[Begin PROVIDED ENTRIES]

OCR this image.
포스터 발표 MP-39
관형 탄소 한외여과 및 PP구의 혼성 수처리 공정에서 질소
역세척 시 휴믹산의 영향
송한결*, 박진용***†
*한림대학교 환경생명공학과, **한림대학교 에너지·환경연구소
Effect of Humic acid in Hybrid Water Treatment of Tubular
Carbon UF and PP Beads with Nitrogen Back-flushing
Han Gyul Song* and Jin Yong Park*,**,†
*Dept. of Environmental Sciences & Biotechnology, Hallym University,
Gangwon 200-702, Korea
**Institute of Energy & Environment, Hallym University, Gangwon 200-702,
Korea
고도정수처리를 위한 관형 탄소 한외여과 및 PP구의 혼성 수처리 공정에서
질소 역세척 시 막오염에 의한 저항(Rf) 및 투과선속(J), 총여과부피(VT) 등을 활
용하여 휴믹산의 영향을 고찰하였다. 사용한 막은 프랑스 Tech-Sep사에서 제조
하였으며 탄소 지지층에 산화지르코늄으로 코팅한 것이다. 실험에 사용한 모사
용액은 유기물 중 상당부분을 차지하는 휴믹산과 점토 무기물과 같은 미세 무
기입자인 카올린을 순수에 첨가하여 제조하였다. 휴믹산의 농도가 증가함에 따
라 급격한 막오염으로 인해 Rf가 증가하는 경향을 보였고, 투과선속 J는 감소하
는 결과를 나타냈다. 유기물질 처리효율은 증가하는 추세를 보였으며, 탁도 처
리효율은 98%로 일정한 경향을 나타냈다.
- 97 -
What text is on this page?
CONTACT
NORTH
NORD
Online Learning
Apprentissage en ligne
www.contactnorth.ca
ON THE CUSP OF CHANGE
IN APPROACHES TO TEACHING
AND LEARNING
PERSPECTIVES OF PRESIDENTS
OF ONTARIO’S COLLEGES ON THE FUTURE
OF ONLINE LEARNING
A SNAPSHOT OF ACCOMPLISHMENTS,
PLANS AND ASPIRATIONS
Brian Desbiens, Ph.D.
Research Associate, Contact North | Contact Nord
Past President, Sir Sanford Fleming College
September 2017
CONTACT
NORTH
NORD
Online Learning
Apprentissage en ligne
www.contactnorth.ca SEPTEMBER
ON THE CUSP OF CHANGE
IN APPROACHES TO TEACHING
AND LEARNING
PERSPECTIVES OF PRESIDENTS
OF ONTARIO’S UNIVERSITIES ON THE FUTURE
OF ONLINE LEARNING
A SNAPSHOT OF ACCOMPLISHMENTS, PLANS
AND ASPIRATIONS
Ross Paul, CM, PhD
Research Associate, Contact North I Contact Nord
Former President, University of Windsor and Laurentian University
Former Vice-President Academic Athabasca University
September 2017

[End PROVIDED ENTRIES]

= EXERCISE PROMPT =
Copy the data above exactly. Every line must be included.

= ANSWER FOR THIS EXERCISE =
OCR this image.
포스터 발표 MP-39
관형 탄소 한외여과 및 PP구의 혼성 수처리 공정에서 질소
역세척 시 휴믹산의 영향
송한결*, 박진용***†
*한림대학교 환경생명공학과, **한림대학교 에너지·환경연구소
Effect of Humic acid in Hybrid Water Treatment of Tubular
Carbon UF and PP Beads with Nitrogen Back-flushing
Han Gyul Song* and Jin Yong Park*,**,†
*Dept. of Environmental Sciences & Biotechnology, Hallym University,
Gangwon 200-702, Korea
**Institute of Energy & Environment, Hallym University, Gangwon 200-702,
Korea
고도정수처리를 위한 관형 탄소 한외여과 및 PP구의 혼성 수처리 공정에서
질소 역세척 시 막오염에 의한 저항(Rf) 및 투과선속(J), 총여과부피(VT) 등을 활
용하여 휴믹산의 영향을 고찰하였다. 사용한 막은 프랑스 Tech-Sep사에서 제조
하였으며 탄소 지지층에 산화지르코늄으로 코팅한 것이다. 실험에 사용한 모사
용액은 유기물 중 상당부분을 차지하는 휴믹산과 점토 무기물과 같은 미세 무
기입자인 카올린을 순수에 첨가하여 제조하였다. 휴믹산의 농도가 증가함에 따
라 급격한 막오염으로 인해 Rf가 증가하는 경향을 보였고, 투과선속 J는 감소하
는 결과를 나타냈다. 유기물질 처리효율은 증가하는 추세를 보였으며, 탁도 처
리효율은 98%로 일정한 경향을 나타냈다.
- 97 -
What text is on this page?
CONTACT
NORTH
NORD
Online Learning
Apprentissage en ligne
www.contactnorth.ca
ON THE CUSP OF CHANGE
IN APPROACHES TO TEACHING
AND LEARNING
PERSPECTIVES OF PRESIDENTS
OF ONTARIO’S COLLEGES ON THE FUTURE
OF ONLINE LEARNING
A SNAPSHOT OF ACCOMPLISHMENTS,
PLANS AND ASPIRATIONS
Brian Desbiens, Ph.D.
Research Associate, Contact North | Contact Nord
Past President, Sir Sanford Fleming College
September 2017
CONTACT
NORTH
NORD
Online Learning
Apprentissage en ligne
www.contactnorth.ca SEPTEMBER
ON THE CUSP OF CHANGE
IN APPROACHES TO TEACHING
AND LEARNING
PERSPECTIVES OF PRESIDENTS
OF ONTARIO’S UNIVERSITIES ON THE FUTURE
OF ONLINE LEARNING
A SNAPSHOT OF ACCOMPLISHMENTS, PLANS
AND ASPIRATIONS
Ross Paul, CM, PhD
Research Associate, Contact North I Contact Nord
Former President, University of Windsor and Laurentian University
Former Vice-President Academic Athabasca University
September 2017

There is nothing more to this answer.